**DIRECTIVE:** Pull every line containing "Resource" out of the material below.

**THE RECORDS:**
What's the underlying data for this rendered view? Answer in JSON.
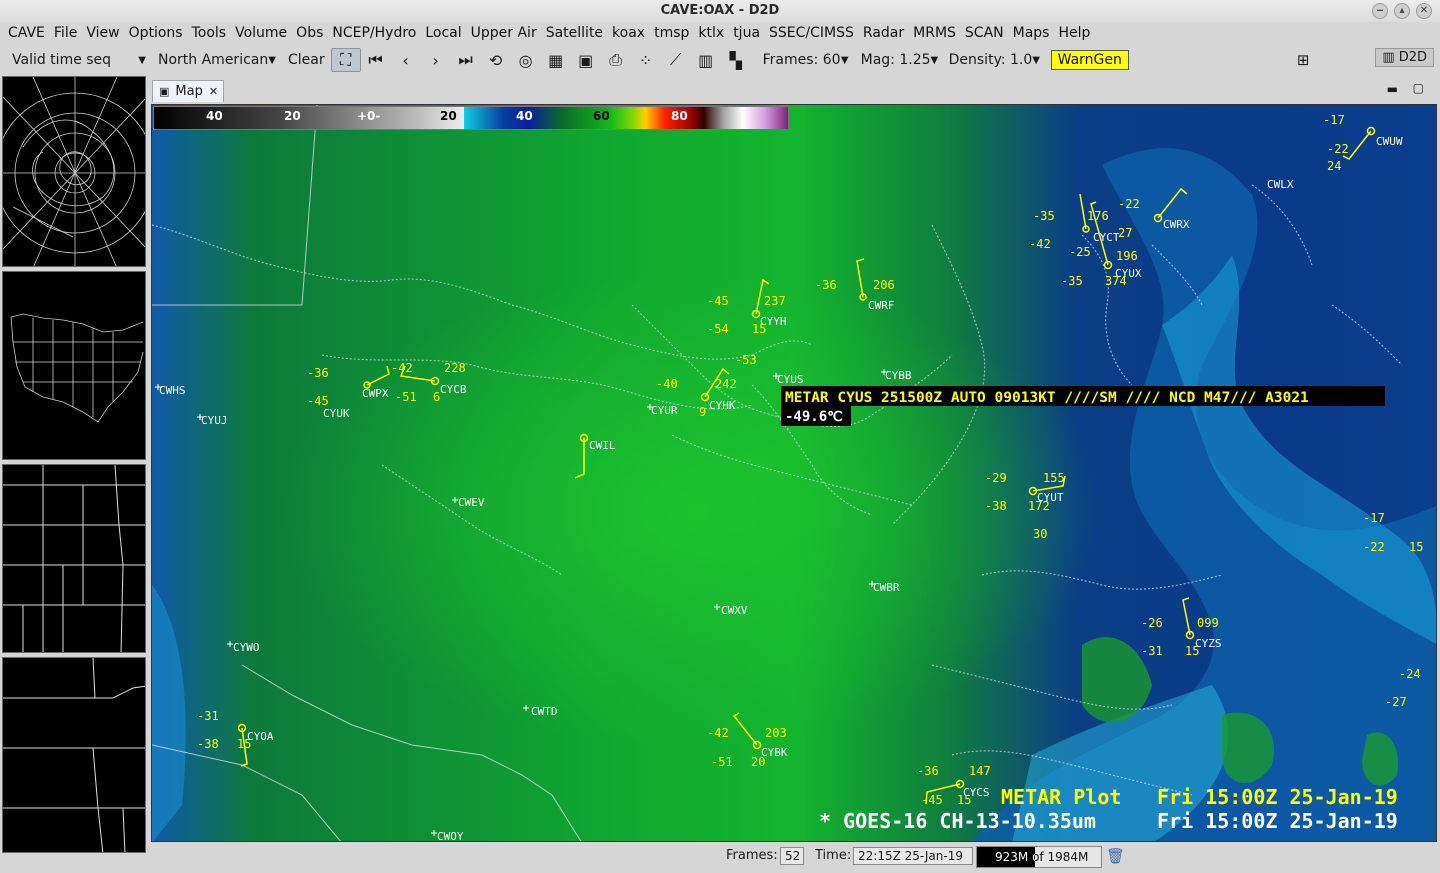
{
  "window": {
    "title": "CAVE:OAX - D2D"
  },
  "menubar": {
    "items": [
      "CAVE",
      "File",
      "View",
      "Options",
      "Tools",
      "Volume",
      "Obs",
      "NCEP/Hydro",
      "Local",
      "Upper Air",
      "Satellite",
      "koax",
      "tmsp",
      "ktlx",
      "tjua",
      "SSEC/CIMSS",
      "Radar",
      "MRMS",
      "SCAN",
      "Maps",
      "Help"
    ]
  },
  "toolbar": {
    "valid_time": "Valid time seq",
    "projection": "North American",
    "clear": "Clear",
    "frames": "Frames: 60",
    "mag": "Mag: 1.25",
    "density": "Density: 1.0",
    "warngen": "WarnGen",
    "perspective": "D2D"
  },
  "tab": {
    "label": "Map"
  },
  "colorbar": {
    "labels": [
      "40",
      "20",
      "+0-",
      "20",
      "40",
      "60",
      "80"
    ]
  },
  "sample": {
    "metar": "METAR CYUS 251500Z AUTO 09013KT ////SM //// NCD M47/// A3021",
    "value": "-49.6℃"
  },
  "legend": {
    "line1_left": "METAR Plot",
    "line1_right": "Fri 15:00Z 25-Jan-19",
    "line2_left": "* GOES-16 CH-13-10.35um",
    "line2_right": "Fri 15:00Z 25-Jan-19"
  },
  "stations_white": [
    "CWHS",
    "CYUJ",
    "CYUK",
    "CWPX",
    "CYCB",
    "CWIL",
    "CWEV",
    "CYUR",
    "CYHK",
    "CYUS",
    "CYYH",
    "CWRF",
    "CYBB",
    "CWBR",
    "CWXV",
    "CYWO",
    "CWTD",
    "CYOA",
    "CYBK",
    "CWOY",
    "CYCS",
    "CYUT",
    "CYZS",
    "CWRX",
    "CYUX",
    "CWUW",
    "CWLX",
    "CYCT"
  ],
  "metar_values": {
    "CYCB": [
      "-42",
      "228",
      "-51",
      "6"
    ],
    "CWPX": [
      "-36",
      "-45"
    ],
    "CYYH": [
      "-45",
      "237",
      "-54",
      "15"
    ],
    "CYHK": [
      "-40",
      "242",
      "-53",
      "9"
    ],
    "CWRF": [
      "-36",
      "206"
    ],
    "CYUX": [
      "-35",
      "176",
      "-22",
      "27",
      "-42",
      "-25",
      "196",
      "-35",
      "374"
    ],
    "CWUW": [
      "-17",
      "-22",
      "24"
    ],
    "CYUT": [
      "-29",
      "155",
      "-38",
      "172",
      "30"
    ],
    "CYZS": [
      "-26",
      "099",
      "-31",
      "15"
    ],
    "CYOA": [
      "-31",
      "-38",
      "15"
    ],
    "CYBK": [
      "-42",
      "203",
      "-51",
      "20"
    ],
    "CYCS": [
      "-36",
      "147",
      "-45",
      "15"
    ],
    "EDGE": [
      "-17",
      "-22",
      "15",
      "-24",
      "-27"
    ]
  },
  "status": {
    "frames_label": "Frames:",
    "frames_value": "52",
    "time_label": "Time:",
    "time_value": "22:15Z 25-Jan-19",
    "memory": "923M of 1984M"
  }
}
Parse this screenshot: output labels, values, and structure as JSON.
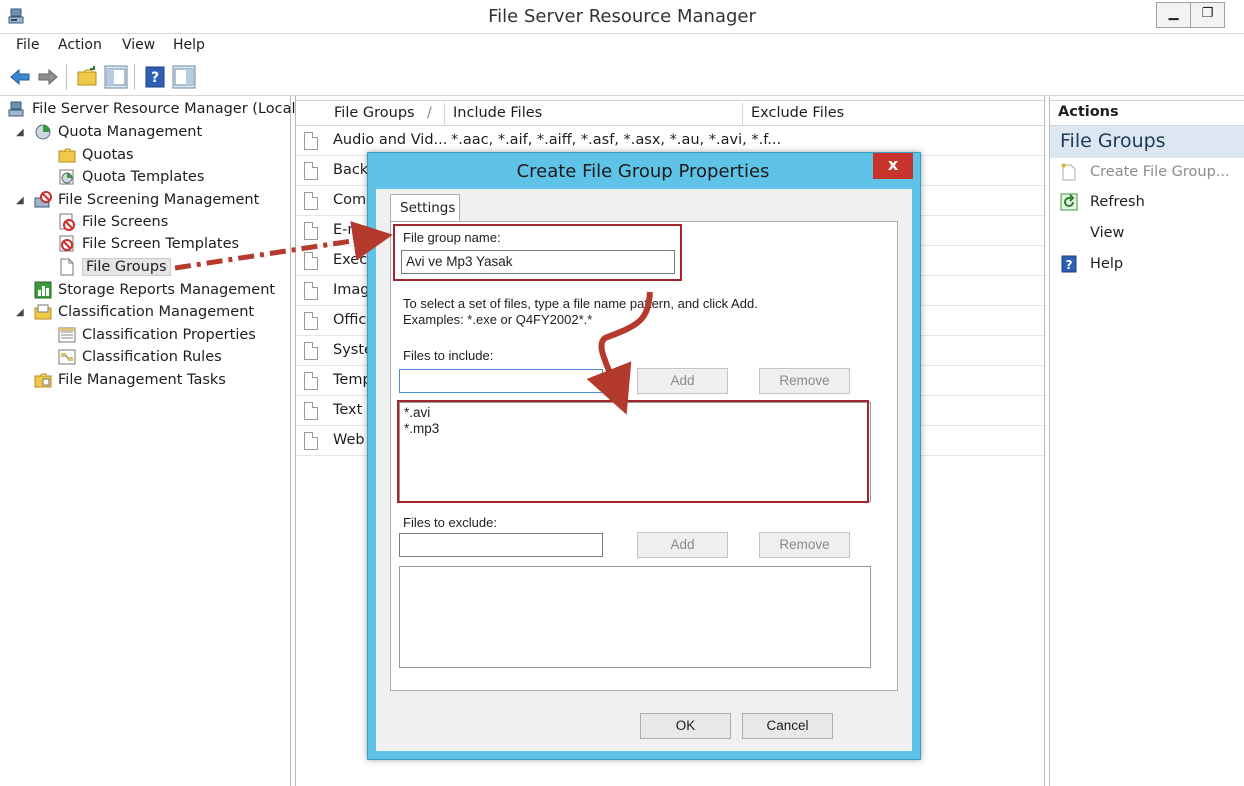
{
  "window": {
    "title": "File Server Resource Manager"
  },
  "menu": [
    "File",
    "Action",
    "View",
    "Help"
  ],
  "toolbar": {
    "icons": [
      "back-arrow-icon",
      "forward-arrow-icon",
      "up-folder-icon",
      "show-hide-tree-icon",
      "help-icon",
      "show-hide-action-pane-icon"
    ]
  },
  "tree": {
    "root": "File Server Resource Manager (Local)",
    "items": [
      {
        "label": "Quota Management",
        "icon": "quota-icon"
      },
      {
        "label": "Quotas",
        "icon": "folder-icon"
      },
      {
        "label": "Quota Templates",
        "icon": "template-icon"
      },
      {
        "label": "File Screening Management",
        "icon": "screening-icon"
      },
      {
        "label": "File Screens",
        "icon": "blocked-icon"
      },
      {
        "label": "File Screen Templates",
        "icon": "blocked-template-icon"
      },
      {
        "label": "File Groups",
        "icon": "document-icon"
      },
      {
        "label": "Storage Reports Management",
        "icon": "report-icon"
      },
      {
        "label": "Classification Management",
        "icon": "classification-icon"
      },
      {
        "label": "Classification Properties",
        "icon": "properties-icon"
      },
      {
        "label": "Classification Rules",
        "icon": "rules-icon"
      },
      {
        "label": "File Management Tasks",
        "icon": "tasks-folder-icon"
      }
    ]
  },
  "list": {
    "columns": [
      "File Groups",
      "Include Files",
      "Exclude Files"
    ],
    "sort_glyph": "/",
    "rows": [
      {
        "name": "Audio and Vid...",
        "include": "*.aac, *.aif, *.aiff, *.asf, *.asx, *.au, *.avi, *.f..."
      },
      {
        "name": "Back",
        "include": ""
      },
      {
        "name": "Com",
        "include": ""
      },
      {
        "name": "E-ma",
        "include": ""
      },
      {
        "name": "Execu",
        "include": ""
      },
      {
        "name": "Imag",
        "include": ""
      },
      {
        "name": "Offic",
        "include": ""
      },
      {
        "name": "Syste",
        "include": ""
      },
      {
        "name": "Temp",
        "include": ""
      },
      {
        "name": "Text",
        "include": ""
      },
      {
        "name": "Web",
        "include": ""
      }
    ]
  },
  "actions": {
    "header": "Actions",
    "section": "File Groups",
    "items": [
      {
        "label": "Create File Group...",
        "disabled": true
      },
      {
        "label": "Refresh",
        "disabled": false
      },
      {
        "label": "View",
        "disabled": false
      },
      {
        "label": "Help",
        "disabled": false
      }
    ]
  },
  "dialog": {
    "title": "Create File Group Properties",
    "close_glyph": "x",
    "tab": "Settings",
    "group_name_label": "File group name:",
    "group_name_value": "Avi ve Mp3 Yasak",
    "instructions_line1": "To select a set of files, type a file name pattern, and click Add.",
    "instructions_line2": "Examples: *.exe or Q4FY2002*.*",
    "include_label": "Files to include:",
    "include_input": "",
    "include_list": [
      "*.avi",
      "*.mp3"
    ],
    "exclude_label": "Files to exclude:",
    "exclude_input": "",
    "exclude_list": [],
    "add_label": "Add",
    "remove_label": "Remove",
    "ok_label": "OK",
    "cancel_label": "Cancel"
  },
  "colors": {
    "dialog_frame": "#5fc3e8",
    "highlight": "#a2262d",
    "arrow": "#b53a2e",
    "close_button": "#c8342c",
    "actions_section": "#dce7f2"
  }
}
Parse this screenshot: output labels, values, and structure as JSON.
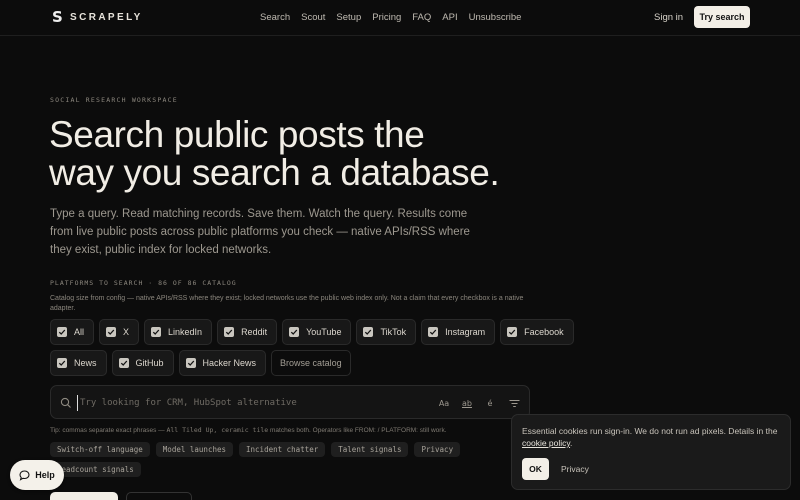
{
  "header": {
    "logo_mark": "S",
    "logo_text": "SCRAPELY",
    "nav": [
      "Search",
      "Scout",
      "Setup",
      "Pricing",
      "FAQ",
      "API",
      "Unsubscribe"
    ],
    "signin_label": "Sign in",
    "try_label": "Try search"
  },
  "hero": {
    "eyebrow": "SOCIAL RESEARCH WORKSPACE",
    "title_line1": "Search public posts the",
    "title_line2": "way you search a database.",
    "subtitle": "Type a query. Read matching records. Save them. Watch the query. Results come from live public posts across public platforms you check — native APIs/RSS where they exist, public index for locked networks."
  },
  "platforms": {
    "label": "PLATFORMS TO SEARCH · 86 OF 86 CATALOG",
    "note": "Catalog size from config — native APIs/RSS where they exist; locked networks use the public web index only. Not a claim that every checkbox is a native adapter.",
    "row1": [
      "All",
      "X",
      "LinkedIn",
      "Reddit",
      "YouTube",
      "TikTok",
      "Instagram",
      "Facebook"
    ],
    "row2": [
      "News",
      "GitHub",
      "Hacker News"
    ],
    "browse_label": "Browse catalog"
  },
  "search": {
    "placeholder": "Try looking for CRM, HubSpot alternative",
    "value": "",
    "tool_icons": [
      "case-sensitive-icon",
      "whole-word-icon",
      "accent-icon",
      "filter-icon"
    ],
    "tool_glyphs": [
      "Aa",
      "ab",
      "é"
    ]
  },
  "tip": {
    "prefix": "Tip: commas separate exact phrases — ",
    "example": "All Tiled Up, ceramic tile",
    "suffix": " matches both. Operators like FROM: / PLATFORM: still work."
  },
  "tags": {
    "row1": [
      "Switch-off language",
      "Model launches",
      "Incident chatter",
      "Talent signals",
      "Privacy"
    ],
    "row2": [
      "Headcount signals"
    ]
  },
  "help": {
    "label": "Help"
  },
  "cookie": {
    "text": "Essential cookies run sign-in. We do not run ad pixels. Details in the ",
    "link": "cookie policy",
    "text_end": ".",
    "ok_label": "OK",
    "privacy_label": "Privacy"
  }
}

**ANSWER FOR THE TASK:**
    "title": "File Server Resource Manager"
    "root": "File Server Resource Manager (Local)",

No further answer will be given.